- **Aim of the task**: In the listing below, find every line containing "entre" and copy it out.

○ ○ ○ ○ ○

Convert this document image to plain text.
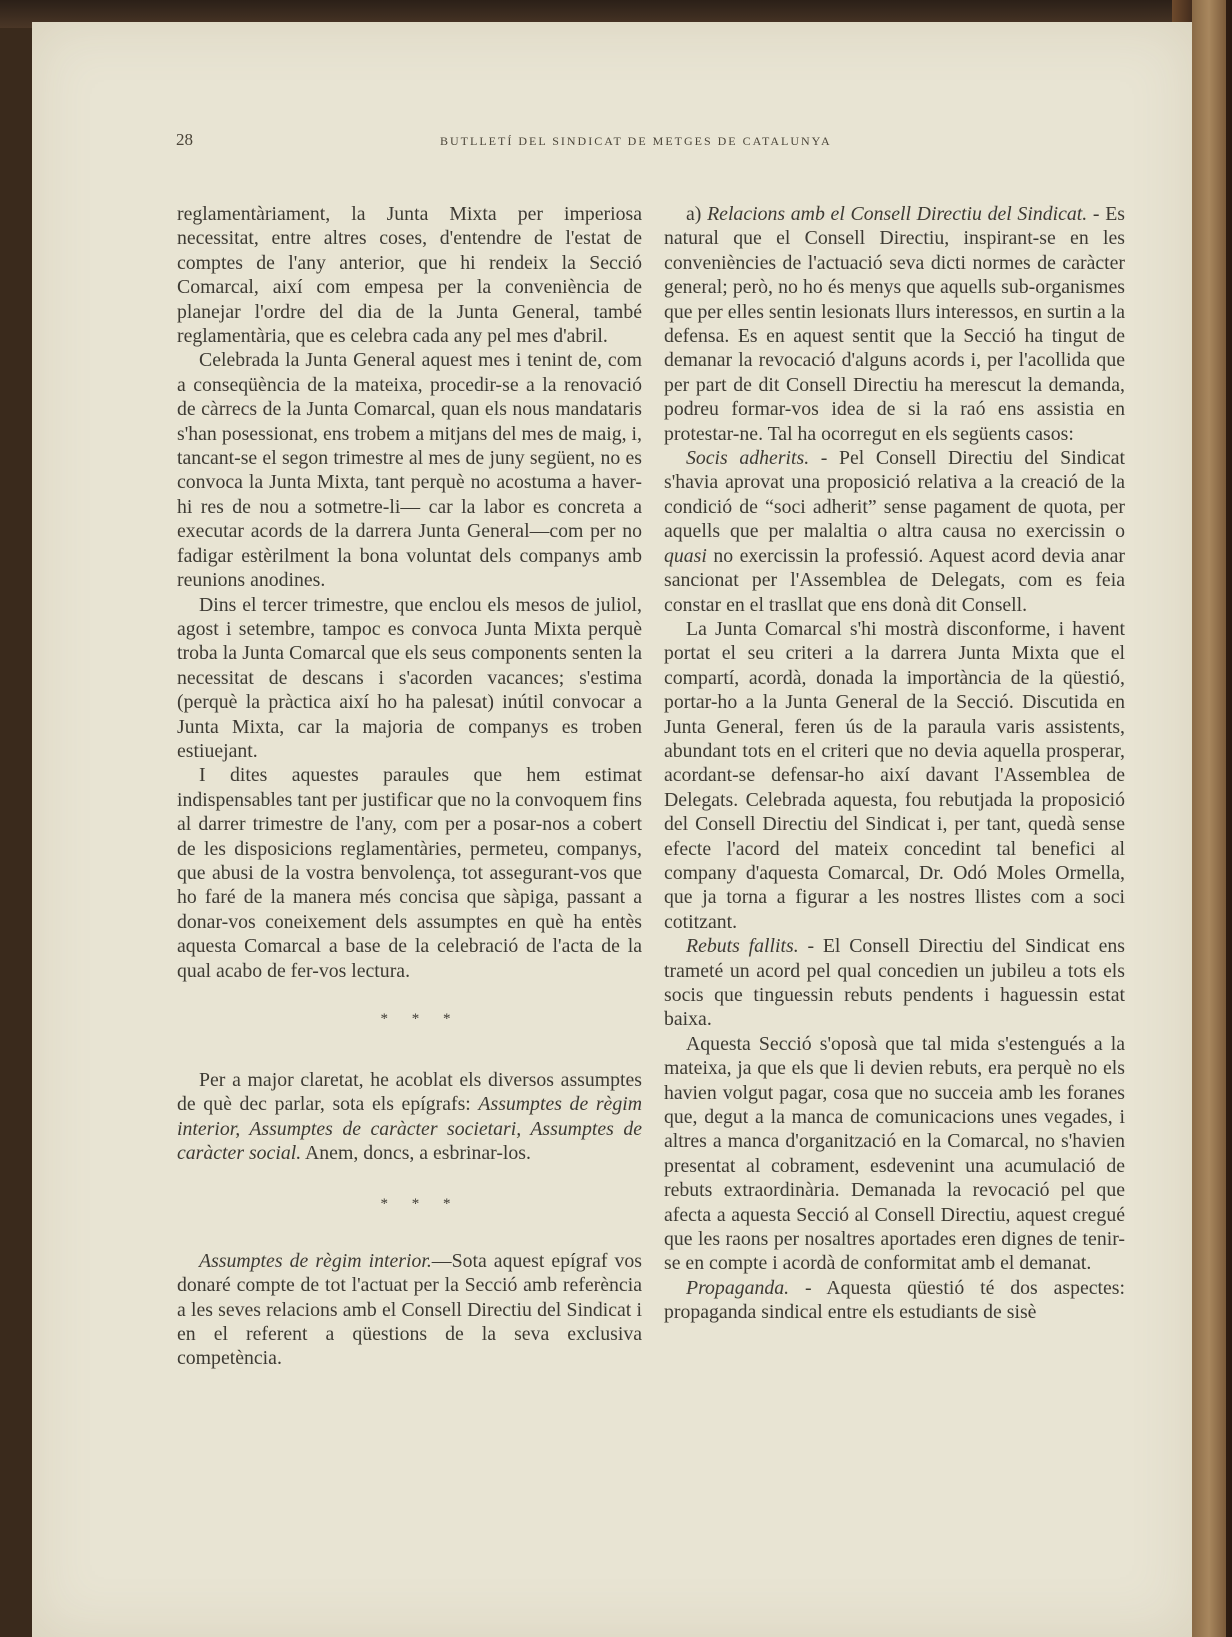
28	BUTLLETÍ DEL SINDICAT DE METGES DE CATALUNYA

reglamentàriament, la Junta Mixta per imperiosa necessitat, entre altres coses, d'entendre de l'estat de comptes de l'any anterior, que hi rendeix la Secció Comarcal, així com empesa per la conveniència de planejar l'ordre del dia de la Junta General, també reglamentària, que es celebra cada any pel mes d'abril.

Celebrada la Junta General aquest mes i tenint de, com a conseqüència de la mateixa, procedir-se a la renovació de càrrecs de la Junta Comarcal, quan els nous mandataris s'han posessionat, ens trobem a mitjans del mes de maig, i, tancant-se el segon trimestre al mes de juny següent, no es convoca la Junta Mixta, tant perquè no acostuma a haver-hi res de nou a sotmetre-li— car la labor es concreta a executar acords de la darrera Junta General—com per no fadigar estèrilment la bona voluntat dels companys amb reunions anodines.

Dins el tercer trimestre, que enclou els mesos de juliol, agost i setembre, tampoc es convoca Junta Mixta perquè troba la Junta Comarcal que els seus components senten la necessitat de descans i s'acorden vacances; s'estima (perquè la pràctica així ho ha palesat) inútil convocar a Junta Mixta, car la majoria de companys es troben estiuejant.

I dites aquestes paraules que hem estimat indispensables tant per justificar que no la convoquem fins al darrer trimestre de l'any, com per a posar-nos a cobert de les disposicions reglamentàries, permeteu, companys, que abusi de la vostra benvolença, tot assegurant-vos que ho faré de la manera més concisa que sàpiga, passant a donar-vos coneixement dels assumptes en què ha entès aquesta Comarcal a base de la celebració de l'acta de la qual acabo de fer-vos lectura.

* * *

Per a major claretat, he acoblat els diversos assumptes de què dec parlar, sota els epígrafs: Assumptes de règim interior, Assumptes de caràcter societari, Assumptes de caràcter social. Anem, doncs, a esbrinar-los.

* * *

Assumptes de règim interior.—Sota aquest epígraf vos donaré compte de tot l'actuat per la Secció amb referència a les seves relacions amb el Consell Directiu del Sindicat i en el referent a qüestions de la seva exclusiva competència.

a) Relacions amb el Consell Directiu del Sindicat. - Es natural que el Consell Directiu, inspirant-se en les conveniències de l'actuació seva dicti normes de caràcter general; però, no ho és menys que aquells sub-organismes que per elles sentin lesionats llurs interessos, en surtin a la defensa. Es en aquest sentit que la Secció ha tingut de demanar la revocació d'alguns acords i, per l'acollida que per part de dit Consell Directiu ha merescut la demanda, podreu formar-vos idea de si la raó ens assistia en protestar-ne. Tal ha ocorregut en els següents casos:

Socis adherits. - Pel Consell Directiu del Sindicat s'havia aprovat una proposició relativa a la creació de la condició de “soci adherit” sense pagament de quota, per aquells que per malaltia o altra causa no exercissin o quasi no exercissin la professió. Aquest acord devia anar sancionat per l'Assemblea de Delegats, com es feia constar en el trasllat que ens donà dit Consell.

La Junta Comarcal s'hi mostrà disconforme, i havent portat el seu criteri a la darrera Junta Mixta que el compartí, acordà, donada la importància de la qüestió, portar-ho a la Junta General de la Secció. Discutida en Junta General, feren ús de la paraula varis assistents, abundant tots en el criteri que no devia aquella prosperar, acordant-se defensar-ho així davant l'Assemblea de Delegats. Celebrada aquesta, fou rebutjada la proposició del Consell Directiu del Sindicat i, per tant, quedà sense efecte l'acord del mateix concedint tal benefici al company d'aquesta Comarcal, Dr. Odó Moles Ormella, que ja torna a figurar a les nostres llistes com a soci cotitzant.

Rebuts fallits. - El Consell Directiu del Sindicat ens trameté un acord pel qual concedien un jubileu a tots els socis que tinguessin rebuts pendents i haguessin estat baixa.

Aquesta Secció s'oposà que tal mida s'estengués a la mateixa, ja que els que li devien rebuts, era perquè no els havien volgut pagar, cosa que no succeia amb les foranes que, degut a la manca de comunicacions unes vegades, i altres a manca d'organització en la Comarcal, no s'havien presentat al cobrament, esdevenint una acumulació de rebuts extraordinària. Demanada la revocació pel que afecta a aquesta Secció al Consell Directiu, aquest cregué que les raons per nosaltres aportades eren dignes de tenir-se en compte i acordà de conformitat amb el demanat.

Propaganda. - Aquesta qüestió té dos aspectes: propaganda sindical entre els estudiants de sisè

○ ○ ○ ○ ○

- **Response to this task**:
reglamentàriament, la Junta Mixta per imperiosa necessitat, entre altres coses, d'entendre de l'estat de comptes de l'any anterior, que hi rendeix la Secció Comarcal, així com empesa per la conveniència de planejar l'ordre del dia de la Junta General, també reglamentària, que es celebra cada any pel mes d'abril.
Propaganda. - Aquesta qüestió té dos aspectes: propaganda sindical entre els estudiants de sisè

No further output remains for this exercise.